- **The request**: Without the images, print all the entries below exactly as given.

[Start of Entries shown]

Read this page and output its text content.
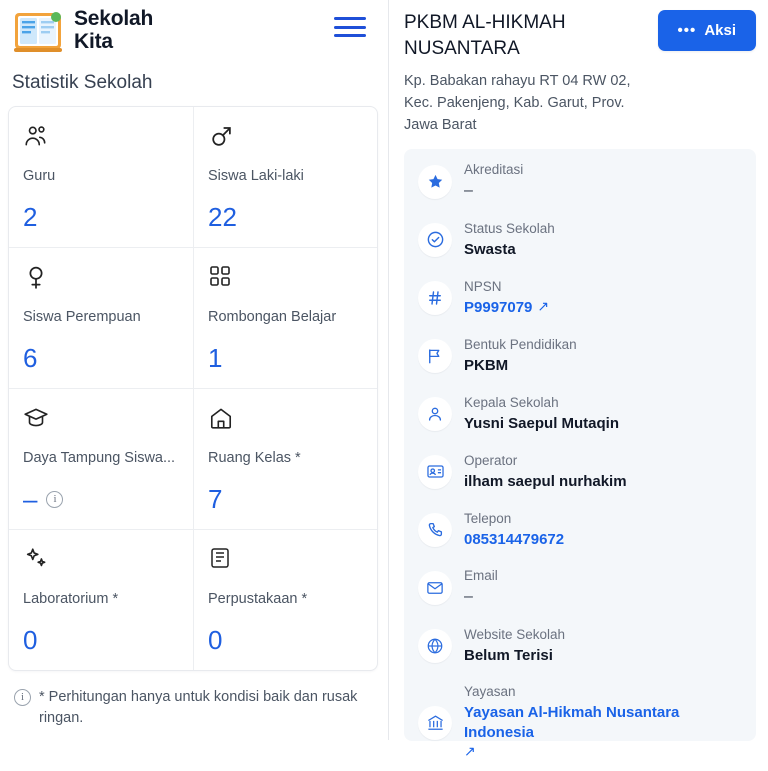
Sekolah
Kita
Statistik Sekolah
Guru
2
Siswa Laki-laki
22
Siswa Perempuan
6
Rombongan Belajar
1
Daya Tampung Siswa...
–	i
Ruang Kelas *
7
Laboratorium *
0
Perpustakaan *
0
i	* Perhitungan hanya untuk kondisi baik dan rusak ringan.
PKBM AL-HIKMAH NUSANTARA
••• Aksi
Kp. Babakan rahayu RT 04 RW 02, Kec. Pakenjeng, Kab. Garut, Prov. Jawa Barat
Akreditasi
–
Status Sekolah
Swasta
NPSN
P9997079 ↗
Bentuk Pendidikan
PKBM
Kepala Sekolah
Yusni Saepul Mutaqin
Operator
ilham saepul nurhakim
Telepon
085314479672
Email
–
Website Sekolah
Belum Terisi
Yayasan
Yayasan Al-Hikmah Nusantara Indonesia
↗
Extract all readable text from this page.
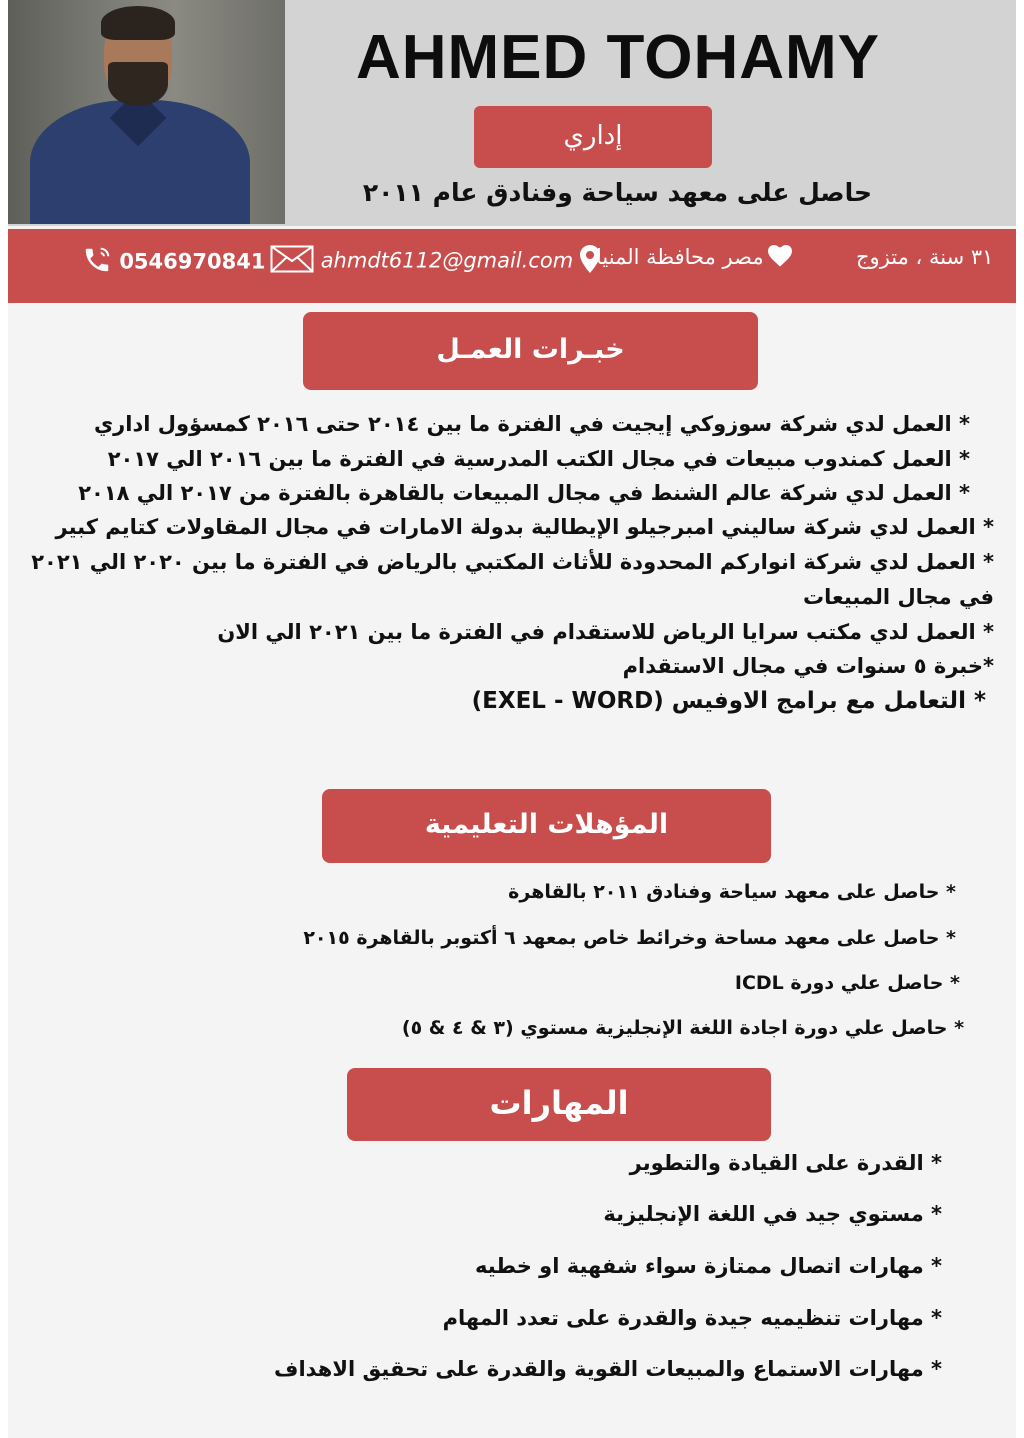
AHMED TOHAMY
إداري
حاصل على معهد سياحة وفنادق عام ٢٠١١
0546970841	ahmdt6112@gmail.com	مصر محافظة المنيا	٣١ سنة ، متزوج
خبـرات العمـل
* العمل لدي شركة سوزوكي إيجيت في الفترة ما بين ٢٠١٤ حتى ٢٠١٦ كمسؤول اداري
* العمل كمندوب مبيعات في مجال الكتب المدرسية في الفترة ما بين ٢٠١٦ الي ٢٠١٧
* العمل لدي شركة عالم الشنط في مجال المبيعات بالقاهرة بالفترة من ٢٠١٧ الي ٢٠١٨
* العمل لدي شركة ساليني امبرجيلو الإيطالية بدولة الامارات في مجال المقاولات كتايم كبير
* العمل لدي شركة انواركم المحدودة للأثاث المكتبي بالرياض في الفترة ما بين ٢٠٢٠ الي ٢٠٢١
في مجال المبيعات
* العمل لدي مكتب سرايا الرياض للاستقدام في الفترة ما بين ٢٠٢١ الي الان
*خبرة ٥ سنوات في مجال الاستقدام
* التعامل مع برامج الاوفيس (EXEL - WORD)
المؤهلات التعليمية
* حاصل على معهد سياحة وفنادق ٢٠١١ بالقاهرة
* حاصل على معهد مساحة وخرائط خاص بمعهد ٦ أكتوبر بالقاهرة ٢٠١٥
* حاصل علي دورة ICDL
* حاصل علي دورة اجادة اللغة الإنجليزية مستوي (٣ & ٤ & ٥)
المهارات
* القدرة على القيادة والتطوير
* مستوي جيد في اللغة الإنجليزية
* مهارات اتصال ممتازة سواء شفهية او خطيه
* مهارات تنظيميه جيدة والقدرة على تعدد المهام
* مهارات الاستماع والمبيعات القوية والقدرة على تحقيق الاهداف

[End of Entries shown]

- **Result**:
Read this page and output its text content.
Sekolah
Kita
Statistik Sekolah
Guru
2
Siswa Laki-laki
22
Siswa Perempuan
6
Rombongan Belajar
1
Daya Tampung Siswa...
–	i
Ruang Kelas *
7
Laboratorium *
0
Perpustakaan *
0
i	* Perhitungan hanya untuk kondisi baik dan rusak ringan.
PKBM AL-HIKMAH NUSANTARA
••• Aksi
Kp. Babakan rahayu RT 04 RW 02, Kec. Pakenjeng, Kab. Garut, Prov. Jawa Barat
Akreditasi
–
Status Sekolah
Swasta
NPSN
P9997079 ↗
Bentuk Pendidikan
PKBM
Kepala Sekolah
Yusni Saepul Mutaqin
Operator
ilham saepul nurhakim
Telepon
085314479672
Email
–
Website Sekolah
Belum Terisi
Yayasan
Yayasan Al-Hikmah Nusantara Indonesia
↗
Extract all readable text from this page.
AHMED TOHAMY
إداري
حاصل على معهد سياحة وفنادق عام ٢٠١١
0546970841	ahmdt6112@gmail.com	مصر محافظة المنيا	٣١ سنة ، متزوج
خبـرات العمـل
* العمل لدي شركة سوزوكي إيجيت في الفترة ما بين ٢٠١٤ حتى ٢٠١٦ كمسؤول اداري
* العمل كمندوب مبيعات في مجال الكتب المدرسية في الفترة ما بين ٢٠١٦ الي ٢٠١٧
* العمل لدي شركة عالم الشنط في مجال المبيعات بالقاهرة بالفترة من ٢٠١٧ الي ٢٠١٨
* العمل لدي شركة ساليني امبرجيلو الإيطالية بدولة الامارات في مجال المقاولات كتايم كبير
* العمل لدي شركة انواركم المحدودة للأثاث المكتبي بالرياض في الفترة ما بين ٢٠٢٠ الي ٢٠٢١
في مجال المبيعات
* العمل لدي مكتب سرايا الرياض للاستقدام في الفترة ما بين ٢٠٢١ الي الان
*خبرة ٥ سنوات في مجال الاستقدام
* التعامل مع برامج الاوفيس (EXEL - WORD)
المؤهلات التعليمية
* حاصل على معهد سياحة وفنادق ٢٠١١ بالقاهرة
* حاصل على معهد مساحة وخرائط خاص بمعهد ٦ أكتوبر بالقاهرة ٢٠١٥
* حاصل علي دورة ICDL
* حاصل علي دورة اجادة اللغة الإنجليزية مستوي (٣ & ٤ & ٥)
المهارات
* القدرة على القيادة والتطوير
* مستوي جيد في اللغة الإنجليزية
* مهارات اتصال ممتازة سواء شفهية او خطيه
* مهارات تنظيميه جيدة والقدرة على تعدد المهام
* مهارات الاستماع والمبيعات القوية والقدرة على تحقيق الاهداف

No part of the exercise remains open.